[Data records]

========================================================================

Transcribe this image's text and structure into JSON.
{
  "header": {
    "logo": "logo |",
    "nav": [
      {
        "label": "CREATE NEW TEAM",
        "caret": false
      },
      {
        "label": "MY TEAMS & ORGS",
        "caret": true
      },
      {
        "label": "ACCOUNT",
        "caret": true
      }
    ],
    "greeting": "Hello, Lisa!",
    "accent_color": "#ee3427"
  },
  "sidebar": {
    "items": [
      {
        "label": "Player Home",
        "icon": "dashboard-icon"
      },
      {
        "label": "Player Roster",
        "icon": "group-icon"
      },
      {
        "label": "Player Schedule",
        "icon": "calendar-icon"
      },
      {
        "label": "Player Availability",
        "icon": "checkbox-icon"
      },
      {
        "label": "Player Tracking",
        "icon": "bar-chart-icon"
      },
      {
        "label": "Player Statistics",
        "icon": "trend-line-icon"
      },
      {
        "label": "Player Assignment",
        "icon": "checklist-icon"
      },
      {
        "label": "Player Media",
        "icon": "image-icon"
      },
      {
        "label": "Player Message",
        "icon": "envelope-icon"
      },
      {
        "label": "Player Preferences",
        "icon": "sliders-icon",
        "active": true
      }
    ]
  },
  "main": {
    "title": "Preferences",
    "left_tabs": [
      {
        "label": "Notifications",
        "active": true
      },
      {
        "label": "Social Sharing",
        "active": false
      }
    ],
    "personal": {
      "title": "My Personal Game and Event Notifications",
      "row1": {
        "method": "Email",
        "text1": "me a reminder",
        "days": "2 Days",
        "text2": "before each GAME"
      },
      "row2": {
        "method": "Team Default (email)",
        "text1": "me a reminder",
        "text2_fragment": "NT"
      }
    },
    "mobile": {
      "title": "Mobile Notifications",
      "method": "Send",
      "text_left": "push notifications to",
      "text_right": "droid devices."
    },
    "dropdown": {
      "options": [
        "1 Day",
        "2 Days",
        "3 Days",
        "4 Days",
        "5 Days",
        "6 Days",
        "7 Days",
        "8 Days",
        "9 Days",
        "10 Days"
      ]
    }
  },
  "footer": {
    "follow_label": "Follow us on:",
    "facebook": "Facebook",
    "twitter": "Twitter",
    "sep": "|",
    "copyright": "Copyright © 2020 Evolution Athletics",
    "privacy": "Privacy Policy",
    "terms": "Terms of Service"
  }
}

========================================================================

● Task requirements
Which lines above contain the word "method"? Copy each of them.

● Response
        "method": "Email",
        "method": "Team Default (email)",
      "method": "Send",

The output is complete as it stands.